Record excerpts:
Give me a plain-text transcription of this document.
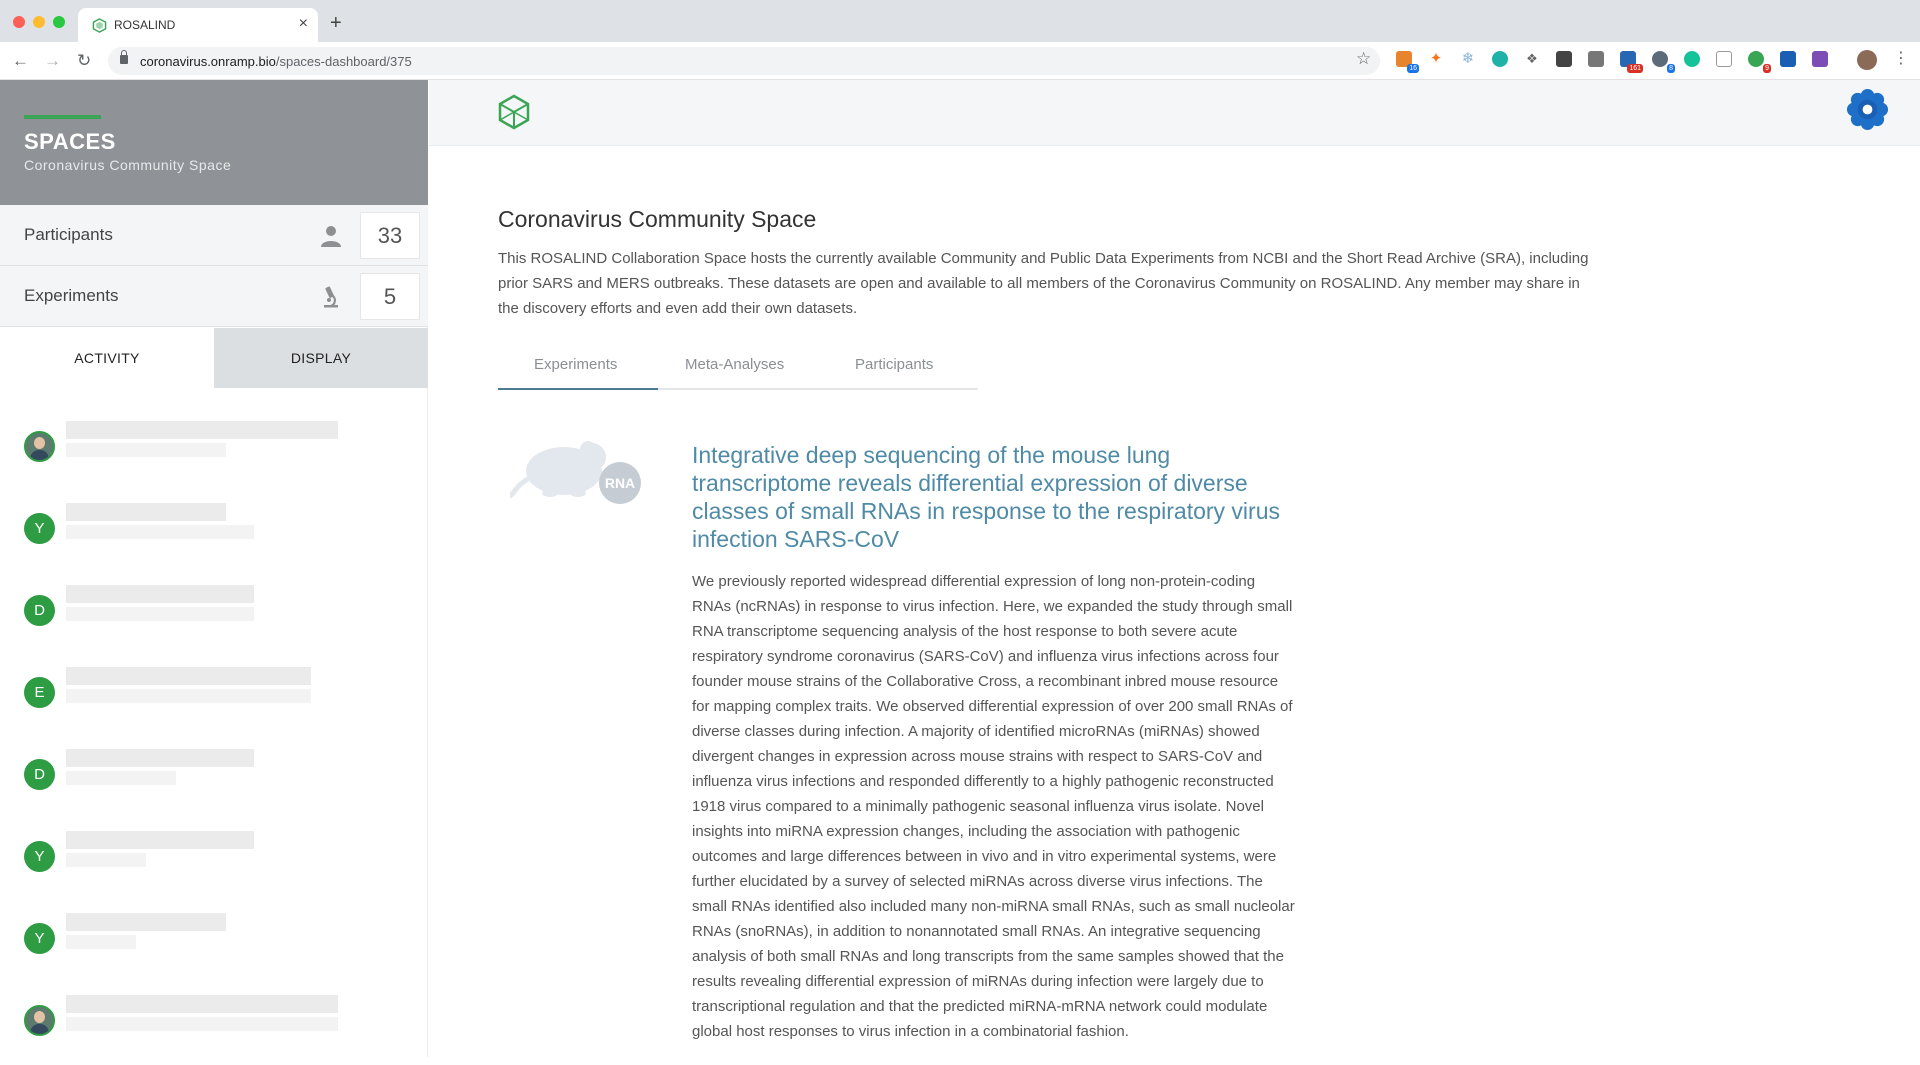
ROSALIND	× +
← → ↻	coronavirus.onramp.bio/spaces-dashboard/375	☆
16
✦ ❄	❖
161	8	9
⋮
SPACES
Coronavirus Community Space
Participants	33
Experiments	5
ACTIVITY	DISPLAY
Y
D
E
D
Y
Y
Coronavirus Community Space

This ROSALIND Collaboration Space hosts the currently available Community and Public Data Experiments from NCBI and the Short Read Archive (SRA), including prior SARS and MERS outbreaks. These datasets are open and available to all members of the Coronavirus Community on ROSALIND. Any member may share in the discovery efforts and even add their own datasets.

Experiments	Meta-Analyses	Participants
RNA
Integrative deep sequencing of the mouse lung transcriptome reveals differential expression of diverse classes of small RNAs in response to the respiratory virus infection SARS-CoV

We previously reported widespread differential expression of long non-protein-coding RNAs (ncRNAs) in response to virus infection. Here, we expanded the study through small RNA transcriptome sequencing analysis of the host response to both severe acute respiratory syndrome coronavirus (SARS-CoV) and influenza virus infections across four founder mouse strains of the Collaborative Cross, a recombinant inbred mouse resource for mapping complex traits. We observed differential expression of over 200 small RNAs of diverse classes during infection. A majority of identified microRNAs (miRNAs) showed divergent changes in expression across mouse strains with respect to SARS-CoV and influenza virus infections and responded differently to a highly pathogenic reconstructed 1918 virus compared to a minimally pathogenic seasonal influenza virus isolate. Novel insights into miRNA expression changes, including the association with pathogenic outcomes and large differences between in vivo and in vitro experimental systems, were further elucidated by a survey of selected miRNAs across diverse virus infections. The small RNAs identified also included many non-miRNA small RNAs, such as small nucleolar RNAs (snoRNAs), in addition to nonannotated small RNAs. An integrative sequencing analysis of both small RNAs and long transcripts from the same samples showed that the results revealing differential expression of miRNAs during infection were largely due to transcriptional regulation and that the predicted miRNA-mRNA network could modulate global host responses to virus infection in a combinatorial fashion.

Task details:
Check every line of the entries for "Participants" and report how many lines contain it, without any other words.

Expected answer:
2